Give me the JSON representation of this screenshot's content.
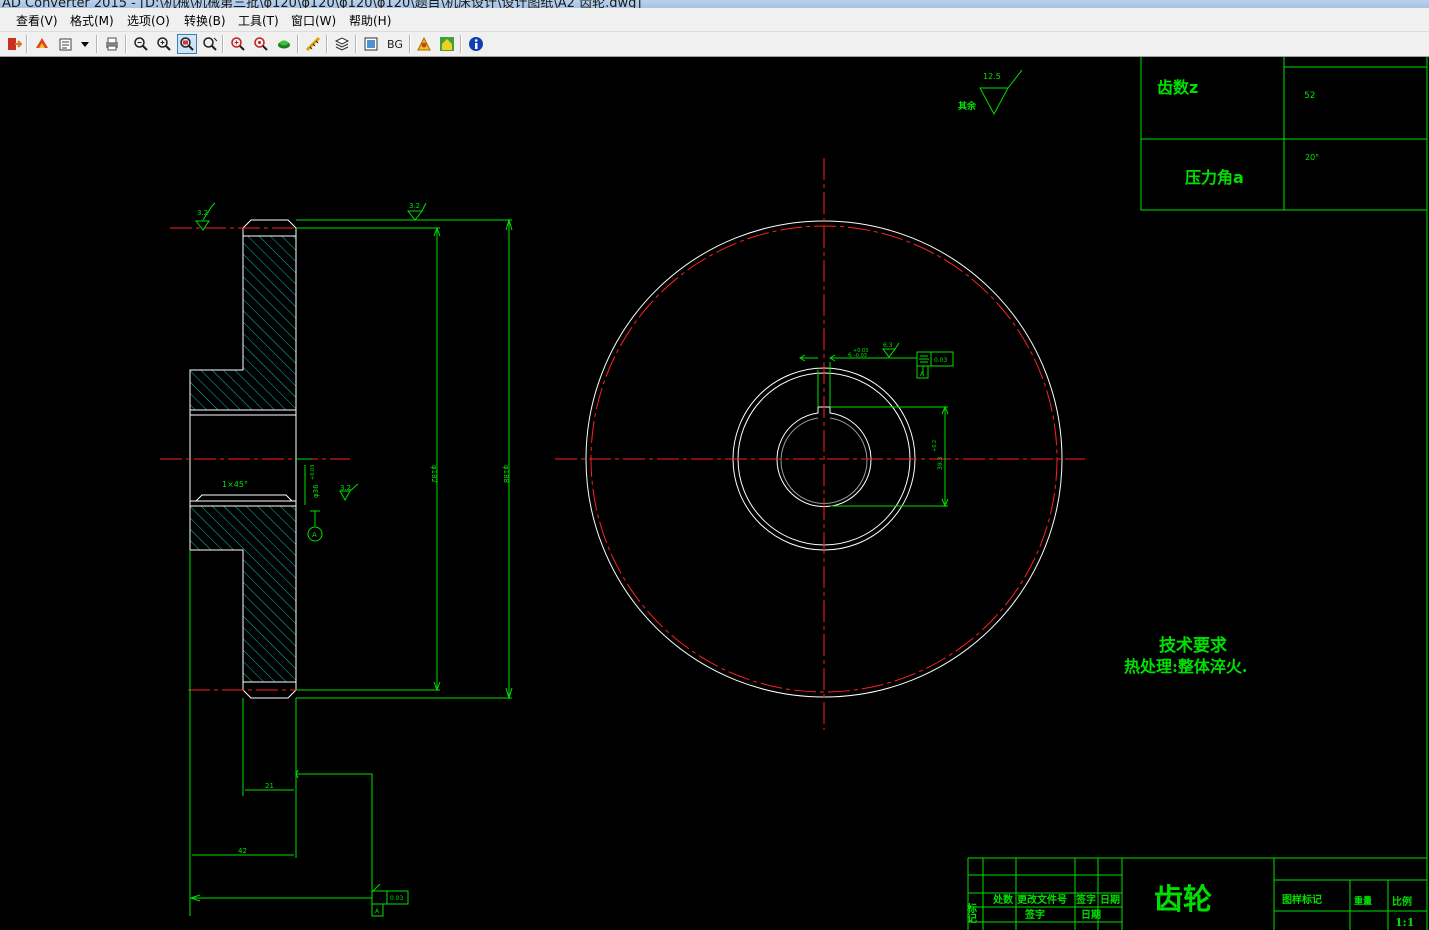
{
  "window": {
    "title": "AD Converter 2015 - [D:\\机械\\机械第三批\\φ120\\φ120\\φ120\\φ120\\题目\\机床设计\\设计图纸\\A2 齿轮.dwg]"
  },
  "menu": [
    "查看(V)",
    "格式(M)",
    "选项(O)",
    "转换(B)",
    "工具(T)",
    "窗口(W)",
    "帮助(H)"
  ],
  "toolbar": {
    "bg_label": "BG",
    "icons": [
      "exit-icon",
      "convert-icon",
      "batch-convert-icon",
      "dropdown-arrow-icon",
      "print-icon",
      "zoom-out-icon",
      "zoom-in-icon",
      "zoom-window-icon",
      "pan-icon",
      "zoom-realtime-icon",
      "zoom-extents-icon",
      "layer-icon",
      "measure-icon",
      "layers-icon",
      "view-icon",
      "background-icon",
      "person-icon",
      "home-icon",
      "info-icon"
    ]
  },
  "drawing": {
    "colors": {
      "background": "#000000",
      "outline": "#ffffff",
      "dimension": "#00ff00",
      "centerline": "#ff0000"
    },
    "roughness_overall": {
      "value": "12.5",
      "label": "其余"
    },
    "side_view": {
      "roughness_top_left": "3.2",
      "roughness_top_right": "3.2",
      "roughness_bore": "3.2",
      "chamfer": "1×45°",
      "bore_dia": "φ36",
      "bore_tol": "+0.03",
      "dia_inner": "φ182",
      "dia_outer": "φ188",
      "width_hub": "21",
      "width_total": "42",
      "datum": "A",
      "runout_tol": "0.03",
      "runout_datum": "A"
    },
    "front_view": {
      "keyway_width": "6",
      "keyway_tol_upper": "+0.03",
      "keyway_tol_lower": "-0.03",
      "keyway_roughness": "6.3",
      "symmetry_tol": "0.03",
      "symmetry_datum": "A",
      "keyway_depth": "39.3",
      "keyway_depth_tol": "+0.2"
    },
    "param_table": {
      "teeth_label": "齿数z",
      "teeth_value": "52",
      "pressure_label": "压力角a",
      "pressure_value": "20°"
    },
    "tech_req": {
      "title": "技术要求",
      "line1": "热处理:整体淬火."
    },
    "title_block": {
      "part_name": "齿轮",
      "c_mark": "标记",
      "c_count": "处数",
      "c_doc": "更改文件号",
      "c_sign": "签字",
      "c_date": "日期",
      "c_sign2": "签字",
      "c_date2": "日期",
      "c_stage": "图样标记",
      "c_weight": "重量",
      "c_scale": "比例",
      "scale_value": "1:1"
    }
  }
}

☆ ☆ ☆ ☆ ☆ ☆ ☆

:: TASK INSTRUCTIONS ::
Write the lines above out again exactly, without any of their pictures.

:: SOLUTION ::
Give me the JSON representation of this screenshot's content.
{
  "window": {
    "title": "AD Converter 2015 - [D:\\机械\\机械第三批\\φ120\\φ120\\φ120\\φ120\\题目\\机床设计\\设计图纸\\A2 齿轮.dwg]"
  },
  "menu": [
    "查看(V)",
    "格式(M)",
    "选项(O)",
    "转换(B)",
    "工具(T)",
    "窗口(W)",
    "帮助(H)"
  ],
  "toolbar": {
    "bg_label": "BG",
    "icons": [
      "exit-icon",
      "convert-icon",
      "batch-convert-icon",
      "dropdown-arrow-icon",
      "print-icon",
      "zoom-out-icon",
      "zoom-in-icon",
      "zoom-window-icon",
      "pan-icon",
      "zoom-realtime-icon",
      "zoom-extents-icon",
      "layer-icon",
      "measure-icon",
      "layers-icon",
      "view-icon",
      "background-icon",
      "person-icon",
      "home-icon",
      "info-icon"
    ]
  },
  "drawing": {
    "colors": {
      "background": "#000000",
      "outline": "#ffffff",
      "dimension": "#00ff00",
      "centerline": "#ff0000"
    },
    "roughness_overall": {
      "value": "12.5",
      "label": "其余"
    },
    "side_view": {
      "roughness_top_left": "3.2",
      "roughness_top_right": "3.2",
      "roughness_bore": "3.2",
      "chamfer": "1×45°",
      "bore_dia": "φ36",
      "bore_tol": "+0.03",
      "dia_inner": "φ182",
      "dia_outer": "φ188",
      "width_hub": "21",
      "width_total": "42",
      "datum": "A",
      "runout_tol": "0.03",
      "runout_datum": "A"
    },
    "front_view": {
      "keyway_width": "6",
      "keyway_tol_upper": "+0.03",
      "keyway_tol_lower": "-0.03",
      "keyway_roughness": "6.3",
      "symmetry_tol": "0.03",
      "symmetry_datum": "A",
      "keyway_depth": "39.3",
      "keyway_depth_tol": "+0.2"
    },
    "param_table": {
      "teeth_label": "齿数z",
      "teeth_value": "52",
      "pressure_label": "压力角a",
      "pressure_value": "20°"
    },
    "tech_req": {
      "title": "技术要求",
      "line1": "热处理:整体淬火."
    },
    "title_block": {
      "part_name": "齿轮",
      "c_mark": "标记",
      "c_count": "处数",
      "c_doc": "更改文件号",
      "c_sign": "签字",
      "c_date": "日期",
      "c_sign2": "签字",
      "c_date2": "日期",
      "c_stage": "图样标记",
      "c_weight": "重量",
      "c_scale": "比例",
      "scale_value": "1:1"
    }
  }
}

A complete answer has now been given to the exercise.